• RECORDS SUPPLIED:

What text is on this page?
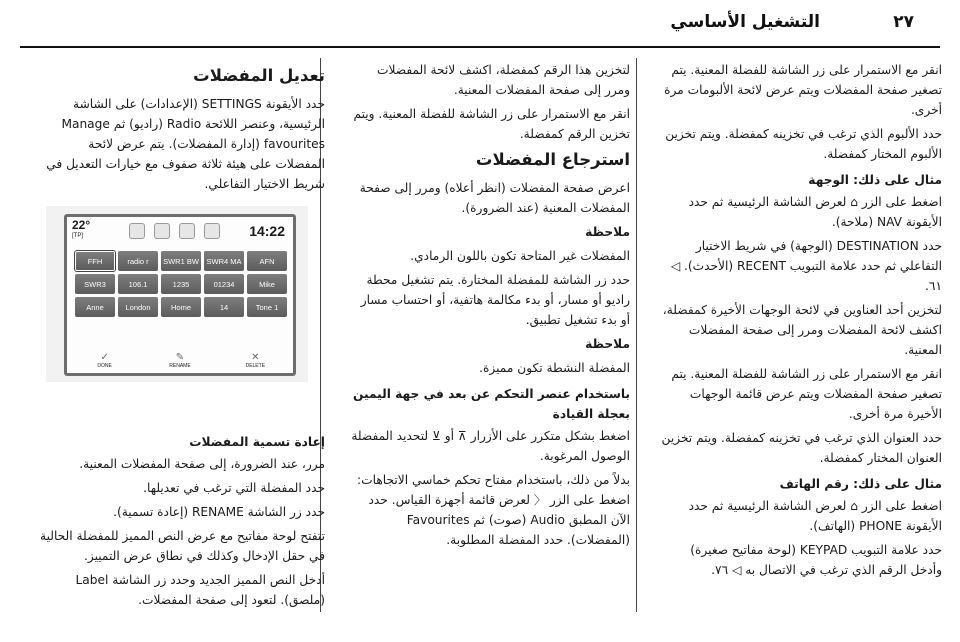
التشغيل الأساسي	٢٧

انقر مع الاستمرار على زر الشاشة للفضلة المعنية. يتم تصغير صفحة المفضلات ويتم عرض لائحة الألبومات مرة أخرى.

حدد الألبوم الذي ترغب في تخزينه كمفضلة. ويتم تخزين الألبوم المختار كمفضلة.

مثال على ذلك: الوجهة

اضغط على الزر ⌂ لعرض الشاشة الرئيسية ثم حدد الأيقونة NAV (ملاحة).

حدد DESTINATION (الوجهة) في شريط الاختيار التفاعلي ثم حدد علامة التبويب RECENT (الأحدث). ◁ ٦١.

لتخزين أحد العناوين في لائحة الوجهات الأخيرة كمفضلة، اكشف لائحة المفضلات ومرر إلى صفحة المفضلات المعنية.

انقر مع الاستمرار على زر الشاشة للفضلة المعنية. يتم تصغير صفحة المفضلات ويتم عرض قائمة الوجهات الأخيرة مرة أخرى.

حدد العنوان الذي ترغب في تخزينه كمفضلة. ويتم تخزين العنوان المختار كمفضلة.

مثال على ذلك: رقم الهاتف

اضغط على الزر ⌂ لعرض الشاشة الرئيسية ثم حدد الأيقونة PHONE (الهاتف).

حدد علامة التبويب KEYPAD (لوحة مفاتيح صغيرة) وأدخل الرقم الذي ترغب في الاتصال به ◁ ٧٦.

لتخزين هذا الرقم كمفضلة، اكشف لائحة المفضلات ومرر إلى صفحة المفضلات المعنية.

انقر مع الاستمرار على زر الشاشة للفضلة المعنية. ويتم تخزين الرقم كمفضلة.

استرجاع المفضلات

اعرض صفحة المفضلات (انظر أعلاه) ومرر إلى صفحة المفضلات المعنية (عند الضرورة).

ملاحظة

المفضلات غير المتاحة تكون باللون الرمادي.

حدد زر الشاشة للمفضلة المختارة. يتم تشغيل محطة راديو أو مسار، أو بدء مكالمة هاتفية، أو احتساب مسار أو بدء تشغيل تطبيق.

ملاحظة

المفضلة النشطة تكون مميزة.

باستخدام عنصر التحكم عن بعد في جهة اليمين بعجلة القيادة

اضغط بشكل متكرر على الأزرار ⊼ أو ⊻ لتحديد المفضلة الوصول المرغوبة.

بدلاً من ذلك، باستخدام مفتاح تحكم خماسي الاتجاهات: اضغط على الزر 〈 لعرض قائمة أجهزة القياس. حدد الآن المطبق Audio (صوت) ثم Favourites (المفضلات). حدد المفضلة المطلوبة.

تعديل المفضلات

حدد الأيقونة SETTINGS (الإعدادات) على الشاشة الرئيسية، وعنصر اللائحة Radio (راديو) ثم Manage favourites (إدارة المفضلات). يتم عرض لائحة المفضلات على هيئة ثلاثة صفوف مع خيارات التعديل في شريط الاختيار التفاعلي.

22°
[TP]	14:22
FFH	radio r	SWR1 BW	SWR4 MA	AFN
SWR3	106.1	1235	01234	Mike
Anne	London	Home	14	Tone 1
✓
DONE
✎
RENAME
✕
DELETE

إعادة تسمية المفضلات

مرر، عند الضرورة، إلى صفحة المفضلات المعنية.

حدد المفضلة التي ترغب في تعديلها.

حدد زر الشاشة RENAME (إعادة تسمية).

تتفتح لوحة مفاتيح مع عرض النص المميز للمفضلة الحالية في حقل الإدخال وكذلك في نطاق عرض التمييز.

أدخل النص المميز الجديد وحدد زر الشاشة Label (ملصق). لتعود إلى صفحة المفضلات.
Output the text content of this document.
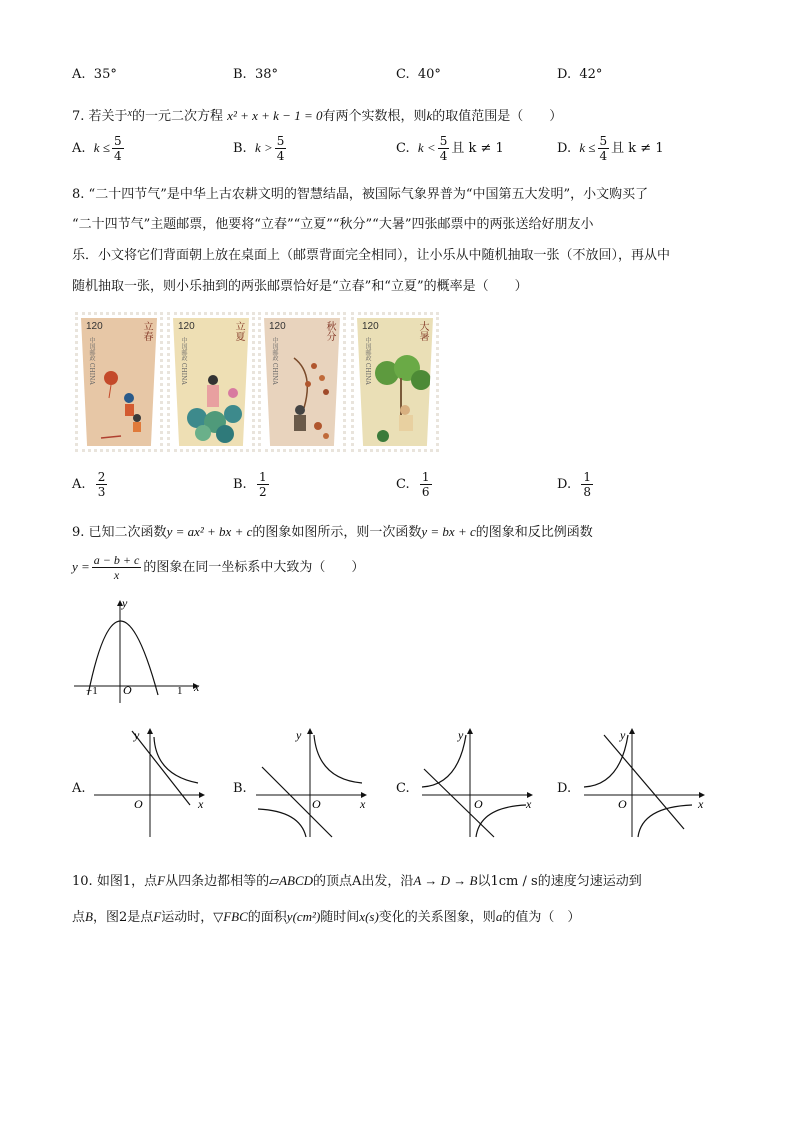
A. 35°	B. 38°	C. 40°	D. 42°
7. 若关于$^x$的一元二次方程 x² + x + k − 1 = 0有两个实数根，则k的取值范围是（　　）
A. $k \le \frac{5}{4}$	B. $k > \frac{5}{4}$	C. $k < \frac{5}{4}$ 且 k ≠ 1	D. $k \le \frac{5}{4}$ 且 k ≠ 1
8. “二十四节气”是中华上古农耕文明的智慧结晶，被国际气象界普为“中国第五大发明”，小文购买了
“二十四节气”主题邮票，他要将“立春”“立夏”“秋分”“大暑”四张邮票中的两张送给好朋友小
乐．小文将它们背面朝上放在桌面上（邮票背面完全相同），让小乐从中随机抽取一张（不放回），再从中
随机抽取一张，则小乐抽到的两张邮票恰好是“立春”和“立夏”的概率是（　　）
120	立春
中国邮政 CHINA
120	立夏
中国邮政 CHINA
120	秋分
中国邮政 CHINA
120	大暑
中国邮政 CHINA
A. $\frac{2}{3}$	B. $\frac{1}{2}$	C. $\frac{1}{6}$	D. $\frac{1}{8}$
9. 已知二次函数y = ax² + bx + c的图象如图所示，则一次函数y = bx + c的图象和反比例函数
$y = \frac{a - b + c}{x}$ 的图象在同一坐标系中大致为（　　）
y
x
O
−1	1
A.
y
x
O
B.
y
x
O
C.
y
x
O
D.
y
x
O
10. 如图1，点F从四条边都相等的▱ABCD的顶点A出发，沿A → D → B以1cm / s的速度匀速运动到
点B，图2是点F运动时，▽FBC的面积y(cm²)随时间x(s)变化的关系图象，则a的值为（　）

---

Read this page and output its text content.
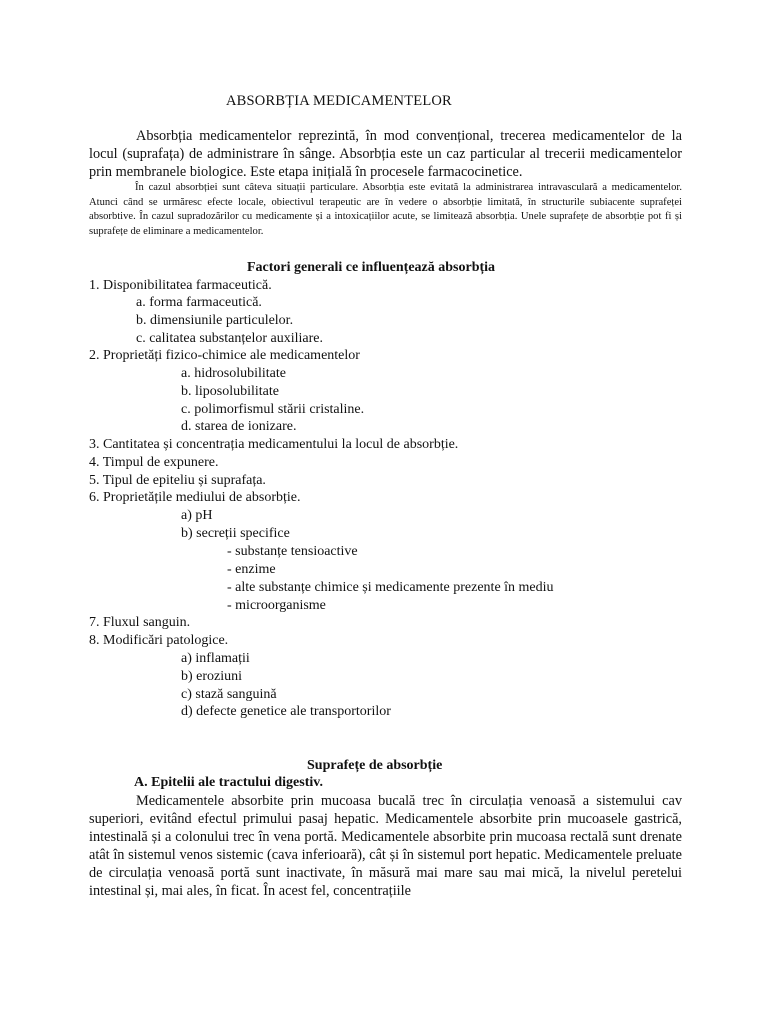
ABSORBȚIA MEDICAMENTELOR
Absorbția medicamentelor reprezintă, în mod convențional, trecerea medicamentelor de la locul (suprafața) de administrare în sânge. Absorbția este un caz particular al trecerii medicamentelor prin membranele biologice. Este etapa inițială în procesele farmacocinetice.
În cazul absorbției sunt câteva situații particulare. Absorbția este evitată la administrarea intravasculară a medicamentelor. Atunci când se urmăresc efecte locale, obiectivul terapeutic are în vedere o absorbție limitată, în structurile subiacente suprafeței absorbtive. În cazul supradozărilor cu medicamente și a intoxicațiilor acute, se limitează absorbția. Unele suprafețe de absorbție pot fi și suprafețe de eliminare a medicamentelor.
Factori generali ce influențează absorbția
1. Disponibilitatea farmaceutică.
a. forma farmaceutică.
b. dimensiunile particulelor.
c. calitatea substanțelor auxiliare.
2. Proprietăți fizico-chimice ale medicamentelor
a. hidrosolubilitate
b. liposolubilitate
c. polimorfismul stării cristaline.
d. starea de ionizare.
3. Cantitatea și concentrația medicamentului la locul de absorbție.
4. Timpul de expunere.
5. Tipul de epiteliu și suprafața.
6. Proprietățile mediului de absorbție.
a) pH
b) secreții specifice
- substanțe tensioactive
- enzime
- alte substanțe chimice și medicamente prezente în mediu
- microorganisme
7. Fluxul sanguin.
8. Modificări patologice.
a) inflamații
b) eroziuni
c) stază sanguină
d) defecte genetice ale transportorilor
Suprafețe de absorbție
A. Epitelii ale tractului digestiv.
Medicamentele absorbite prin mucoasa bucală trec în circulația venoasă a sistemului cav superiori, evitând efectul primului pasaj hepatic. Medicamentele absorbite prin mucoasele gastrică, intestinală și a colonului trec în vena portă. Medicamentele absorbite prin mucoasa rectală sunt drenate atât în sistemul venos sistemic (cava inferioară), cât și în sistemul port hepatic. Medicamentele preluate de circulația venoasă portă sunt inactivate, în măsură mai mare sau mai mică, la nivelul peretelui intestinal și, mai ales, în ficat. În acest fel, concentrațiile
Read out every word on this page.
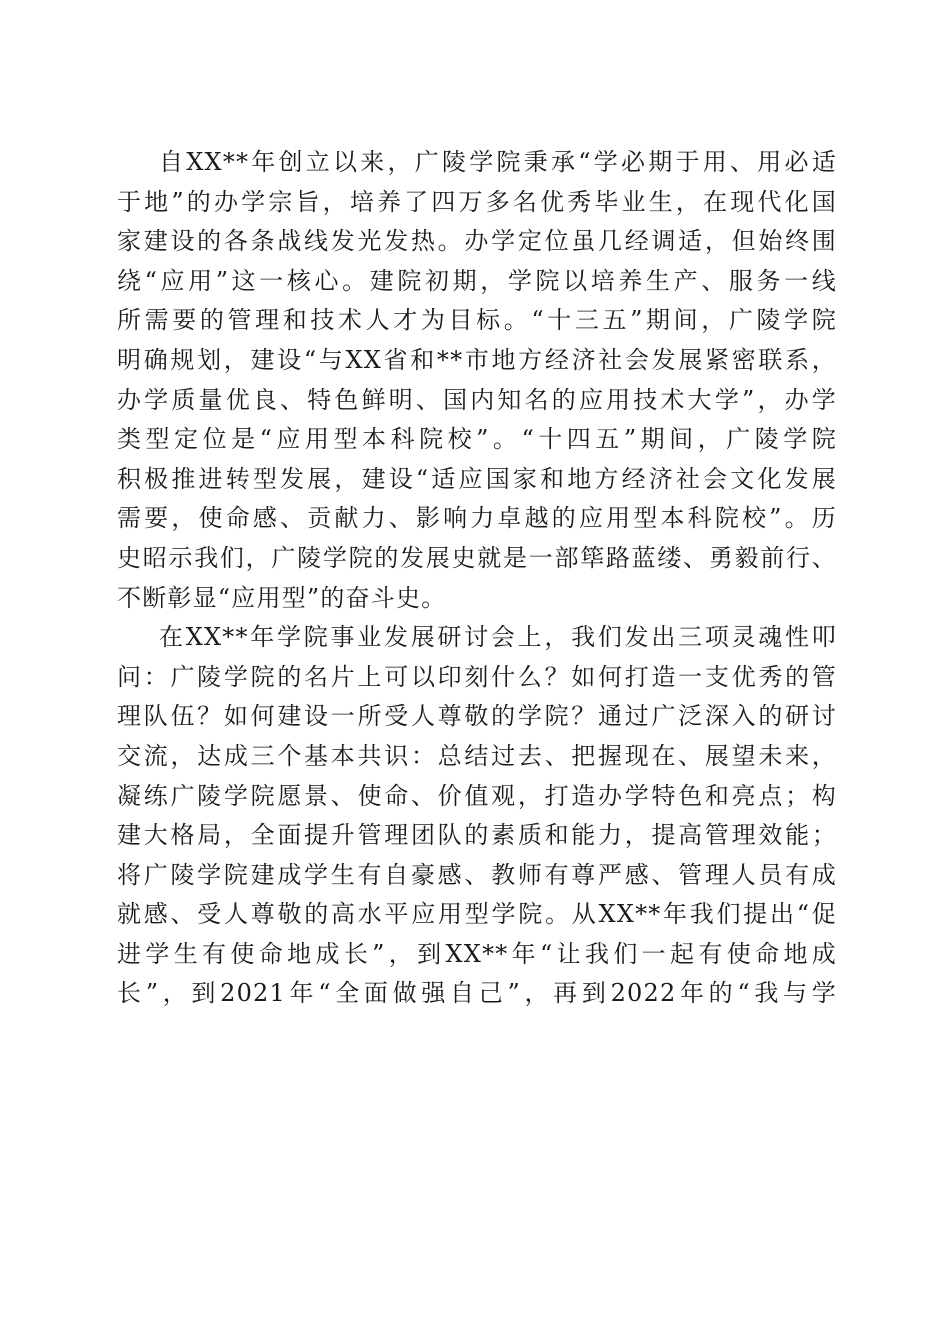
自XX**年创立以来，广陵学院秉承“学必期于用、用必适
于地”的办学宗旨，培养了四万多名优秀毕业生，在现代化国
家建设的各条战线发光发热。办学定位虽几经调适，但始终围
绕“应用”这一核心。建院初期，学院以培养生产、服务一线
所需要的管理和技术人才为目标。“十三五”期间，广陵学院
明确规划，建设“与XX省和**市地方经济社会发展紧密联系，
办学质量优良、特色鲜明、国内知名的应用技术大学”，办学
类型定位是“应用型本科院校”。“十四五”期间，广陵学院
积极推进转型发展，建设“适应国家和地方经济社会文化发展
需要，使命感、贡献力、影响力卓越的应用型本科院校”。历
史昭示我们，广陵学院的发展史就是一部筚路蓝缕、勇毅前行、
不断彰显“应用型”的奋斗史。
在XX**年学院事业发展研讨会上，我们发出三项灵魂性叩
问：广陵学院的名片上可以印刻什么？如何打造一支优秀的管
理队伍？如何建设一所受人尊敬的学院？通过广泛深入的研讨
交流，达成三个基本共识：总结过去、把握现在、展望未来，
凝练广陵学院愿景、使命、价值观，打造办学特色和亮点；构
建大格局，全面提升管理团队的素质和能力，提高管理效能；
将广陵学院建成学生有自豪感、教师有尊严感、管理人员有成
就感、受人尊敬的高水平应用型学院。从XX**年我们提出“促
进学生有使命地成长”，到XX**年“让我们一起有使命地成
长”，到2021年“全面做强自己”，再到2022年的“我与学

...

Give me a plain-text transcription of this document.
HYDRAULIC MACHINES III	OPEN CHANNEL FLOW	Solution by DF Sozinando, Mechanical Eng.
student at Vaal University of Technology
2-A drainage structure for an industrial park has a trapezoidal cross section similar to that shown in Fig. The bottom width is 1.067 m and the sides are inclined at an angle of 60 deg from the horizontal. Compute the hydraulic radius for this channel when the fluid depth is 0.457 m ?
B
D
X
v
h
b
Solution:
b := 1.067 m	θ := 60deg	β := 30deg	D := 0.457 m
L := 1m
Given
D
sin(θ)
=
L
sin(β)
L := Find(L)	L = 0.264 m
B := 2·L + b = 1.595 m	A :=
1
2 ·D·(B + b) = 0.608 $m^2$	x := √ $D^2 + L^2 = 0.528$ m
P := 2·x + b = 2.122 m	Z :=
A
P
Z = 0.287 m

• AIM OF THE EXERCISE: Tally how many lines of the records hold the word "Solution". Answer with the number only.

• TASK RESPONSE: 2